Extracted records
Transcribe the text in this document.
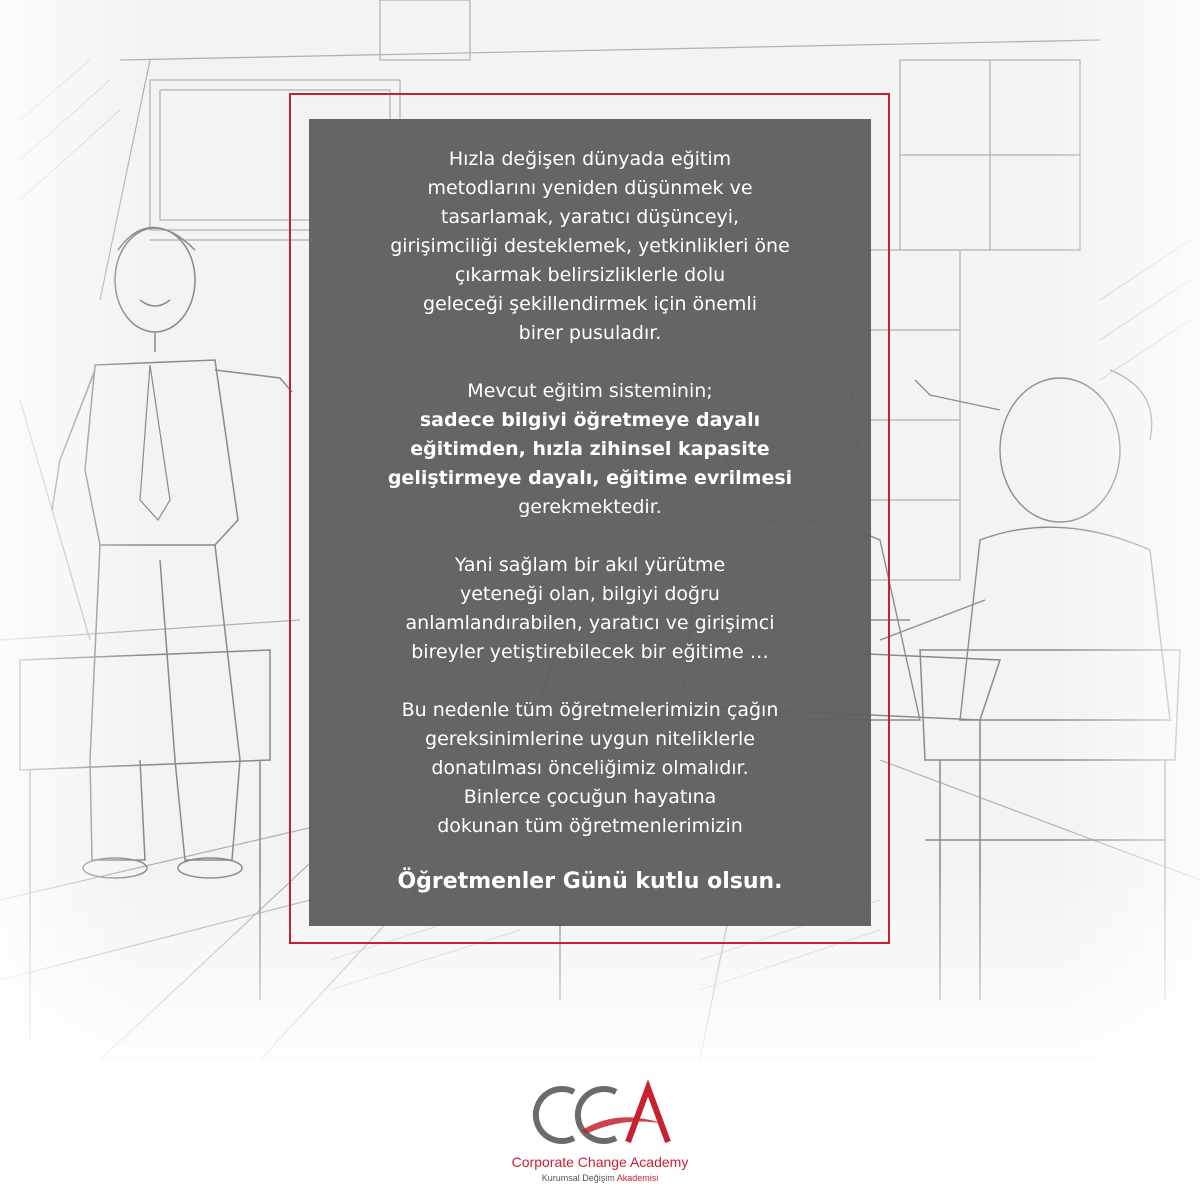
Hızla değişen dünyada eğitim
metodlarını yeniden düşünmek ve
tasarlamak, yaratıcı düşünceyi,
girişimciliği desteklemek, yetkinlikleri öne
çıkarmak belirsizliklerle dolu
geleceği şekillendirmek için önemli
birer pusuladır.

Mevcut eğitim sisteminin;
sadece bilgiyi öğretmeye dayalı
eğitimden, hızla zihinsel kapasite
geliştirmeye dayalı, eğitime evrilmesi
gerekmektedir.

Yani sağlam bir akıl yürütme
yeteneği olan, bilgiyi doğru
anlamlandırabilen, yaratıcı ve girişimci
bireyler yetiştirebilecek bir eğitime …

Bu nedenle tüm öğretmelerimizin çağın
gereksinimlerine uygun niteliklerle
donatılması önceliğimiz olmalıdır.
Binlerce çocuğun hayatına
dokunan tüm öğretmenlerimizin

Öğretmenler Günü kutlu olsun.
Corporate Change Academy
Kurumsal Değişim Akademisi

---

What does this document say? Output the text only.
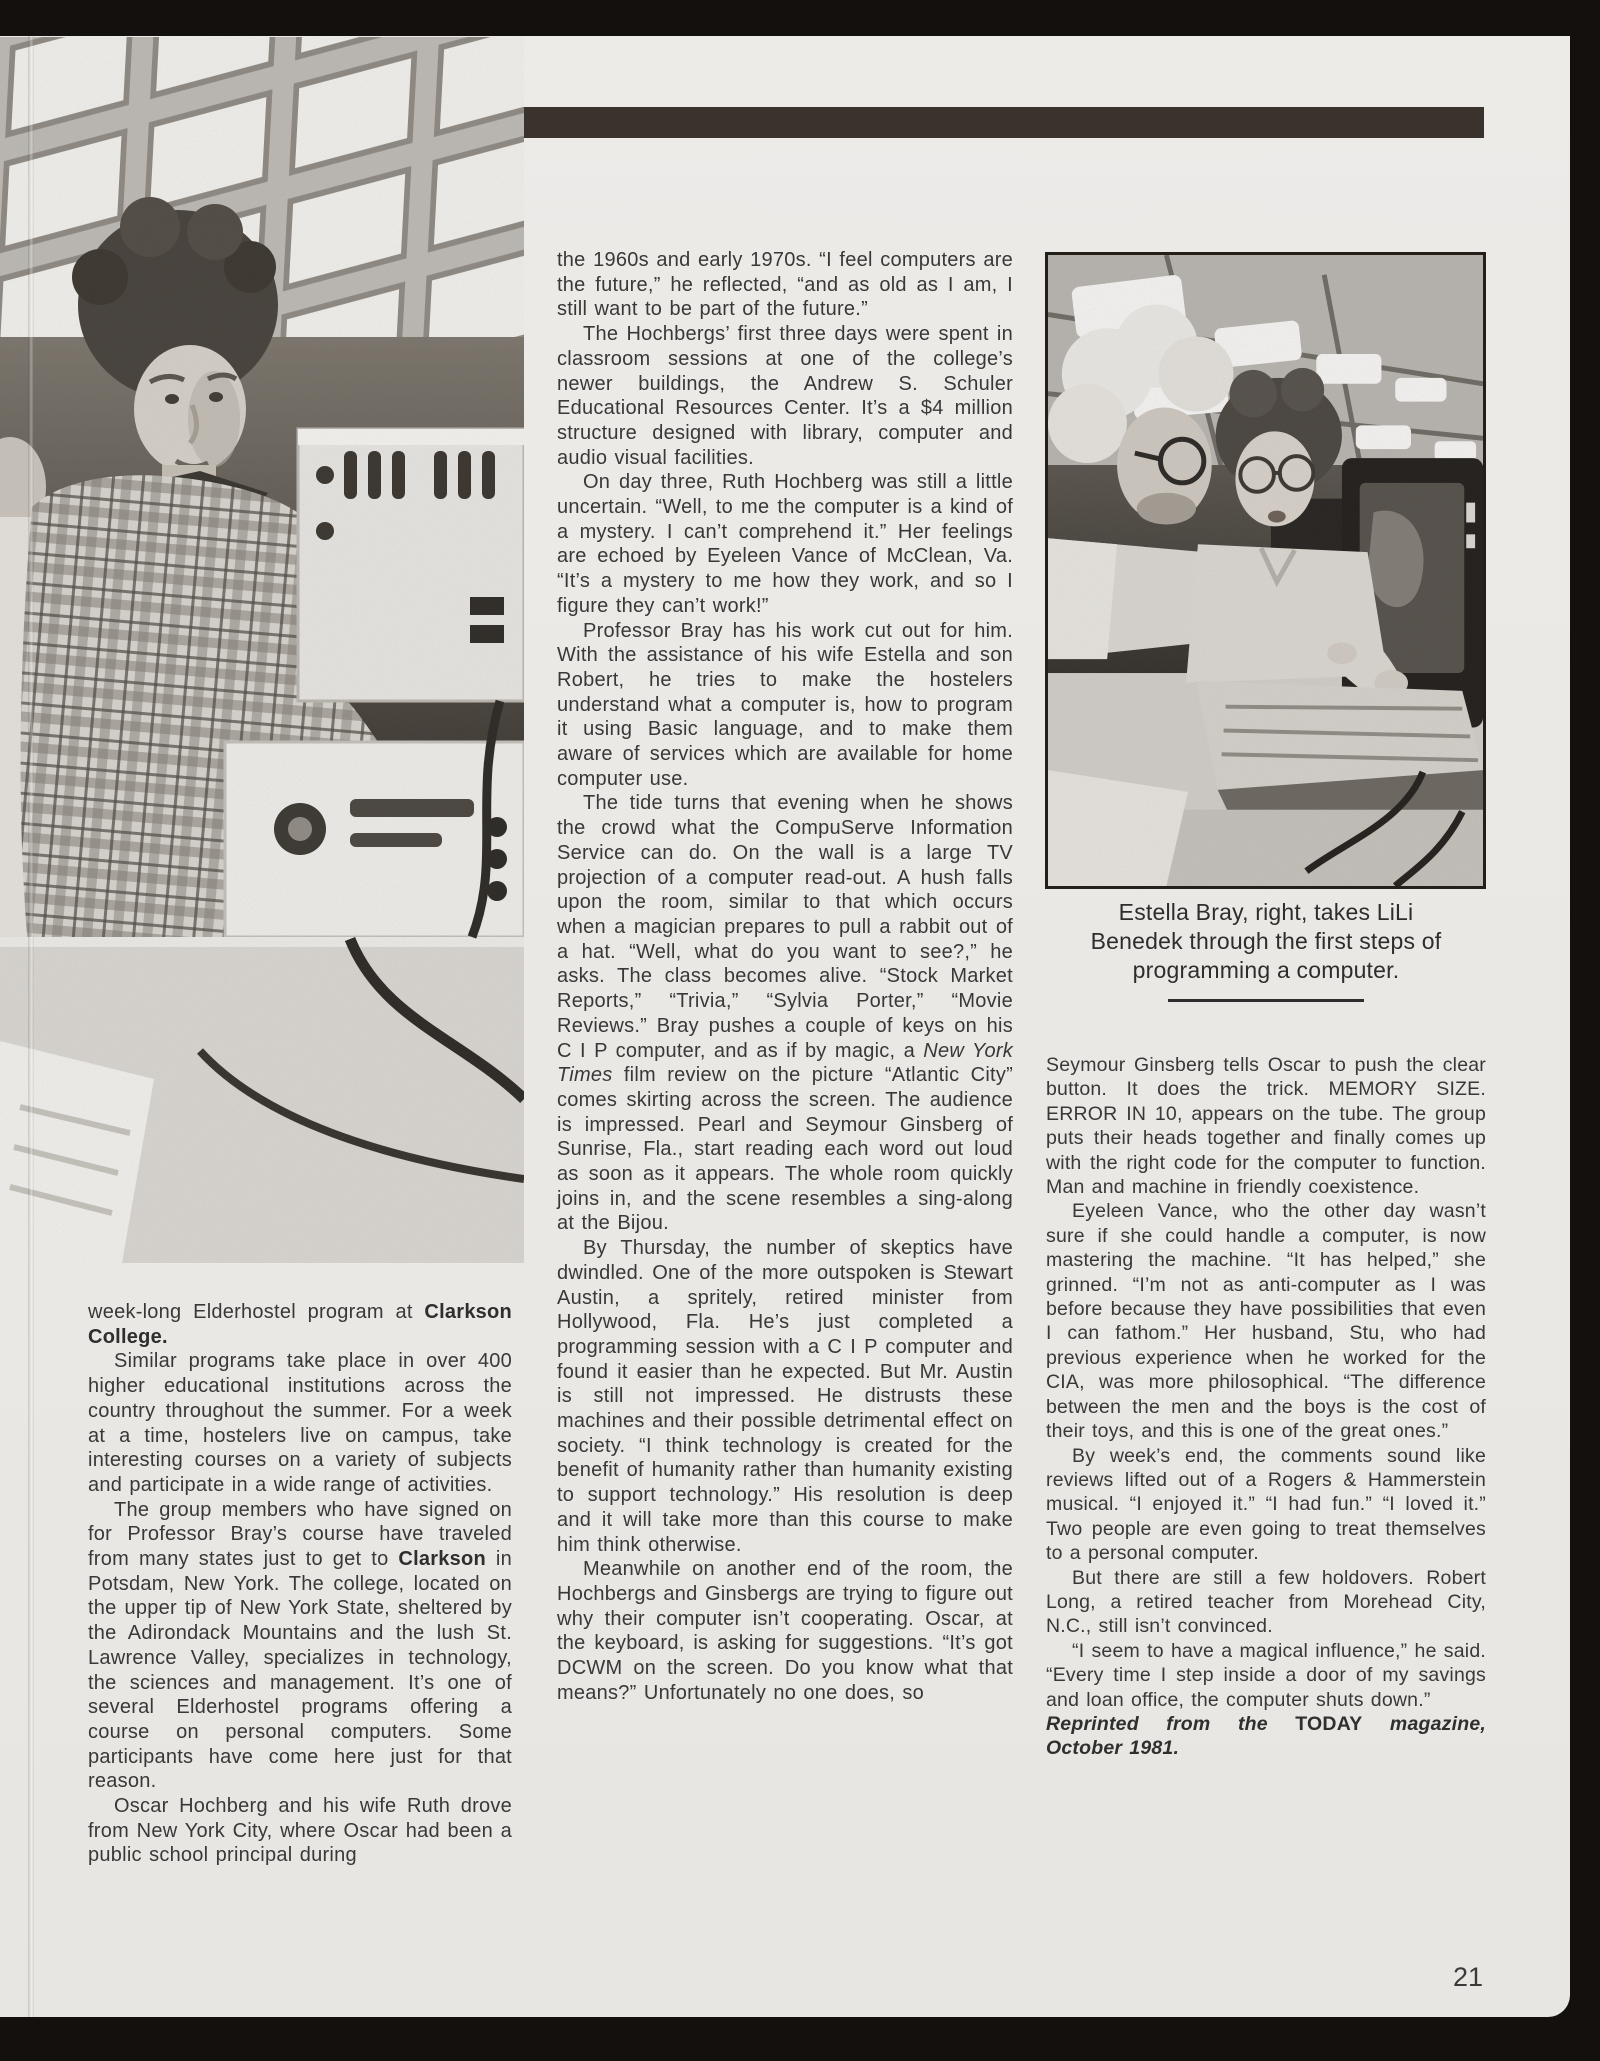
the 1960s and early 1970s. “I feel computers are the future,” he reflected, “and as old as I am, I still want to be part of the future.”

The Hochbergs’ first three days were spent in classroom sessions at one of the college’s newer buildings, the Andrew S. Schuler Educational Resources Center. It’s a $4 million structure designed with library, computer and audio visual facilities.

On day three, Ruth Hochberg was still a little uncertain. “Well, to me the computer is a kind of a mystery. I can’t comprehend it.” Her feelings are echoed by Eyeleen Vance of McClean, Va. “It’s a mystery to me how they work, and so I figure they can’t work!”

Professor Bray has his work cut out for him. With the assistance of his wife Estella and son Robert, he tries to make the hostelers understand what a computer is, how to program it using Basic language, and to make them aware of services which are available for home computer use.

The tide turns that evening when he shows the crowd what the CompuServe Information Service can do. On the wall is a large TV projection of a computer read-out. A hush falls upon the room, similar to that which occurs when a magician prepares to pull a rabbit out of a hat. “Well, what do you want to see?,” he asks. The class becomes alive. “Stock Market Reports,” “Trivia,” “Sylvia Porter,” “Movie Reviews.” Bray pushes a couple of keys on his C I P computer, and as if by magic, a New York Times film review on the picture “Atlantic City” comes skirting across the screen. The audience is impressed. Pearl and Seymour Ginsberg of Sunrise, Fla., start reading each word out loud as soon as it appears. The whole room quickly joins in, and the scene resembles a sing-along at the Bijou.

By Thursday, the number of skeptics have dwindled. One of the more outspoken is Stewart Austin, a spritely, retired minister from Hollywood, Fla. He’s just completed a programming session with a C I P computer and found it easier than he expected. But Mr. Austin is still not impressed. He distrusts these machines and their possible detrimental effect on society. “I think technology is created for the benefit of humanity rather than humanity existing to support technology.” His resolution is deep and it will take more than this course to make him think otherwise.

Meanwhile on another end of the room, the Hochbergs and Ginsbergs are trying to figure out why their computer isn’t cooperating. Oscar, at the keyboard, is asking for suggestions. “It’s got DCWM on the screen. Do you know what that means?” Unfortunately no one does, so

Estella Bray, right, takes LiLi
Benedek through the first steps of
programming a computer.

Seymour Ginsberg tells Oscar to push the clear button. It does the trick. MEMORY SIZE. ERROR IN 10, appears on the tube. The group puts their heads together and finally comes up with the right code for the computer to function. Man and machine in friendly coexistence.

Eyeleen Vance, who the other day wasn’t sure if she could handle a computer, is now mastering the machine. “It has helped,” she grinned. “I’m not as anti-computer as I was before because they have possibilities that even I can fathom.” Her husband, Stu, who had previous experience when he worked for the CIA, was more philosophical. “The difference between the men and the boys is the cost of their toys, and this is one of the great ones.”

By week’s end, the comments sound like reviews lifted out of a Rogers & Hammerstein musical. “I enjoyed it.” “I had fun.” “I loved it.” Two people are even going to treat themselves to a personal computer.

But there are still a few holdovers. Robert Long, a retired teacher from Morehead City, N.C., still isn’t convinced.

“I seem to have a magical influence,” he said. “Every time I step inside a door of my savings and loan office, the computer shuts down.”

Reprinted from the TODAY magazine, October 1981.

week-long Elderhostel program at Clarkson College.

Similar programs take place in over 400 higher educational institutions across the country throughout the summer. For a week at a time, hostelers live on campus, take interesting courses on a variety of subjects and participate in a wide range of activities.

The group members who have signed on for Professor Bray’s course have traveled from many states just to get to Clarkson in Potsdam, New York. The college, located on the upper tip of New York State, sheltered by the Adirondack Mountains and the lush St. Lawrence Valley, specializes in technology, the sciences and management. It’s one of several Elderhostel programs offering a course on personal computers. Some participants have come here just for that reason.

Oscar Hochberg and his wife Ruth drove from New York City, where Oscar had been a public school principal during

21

...

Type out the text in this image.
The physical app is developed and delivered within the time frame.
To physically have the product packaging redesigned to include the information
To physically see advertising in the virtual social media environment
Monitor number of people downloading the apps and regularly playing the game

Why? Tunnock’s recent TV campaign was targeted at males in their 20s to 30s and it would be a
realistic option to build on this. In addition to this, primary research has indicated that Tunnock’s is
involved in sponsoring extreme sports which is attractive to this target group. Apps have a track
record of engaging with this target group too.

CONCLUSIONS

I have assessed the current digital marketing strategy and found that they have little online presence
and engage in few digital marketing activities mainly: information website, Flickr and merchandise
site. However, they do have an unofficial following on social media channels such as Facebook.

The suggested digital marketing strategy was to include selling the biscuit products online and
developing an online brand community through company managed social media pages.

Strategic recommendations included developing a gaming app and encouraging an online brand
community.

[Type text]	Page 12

Challenge:
Say, as a single number and nothing more, how many lines of the entries contain the word "which".

Task response:
3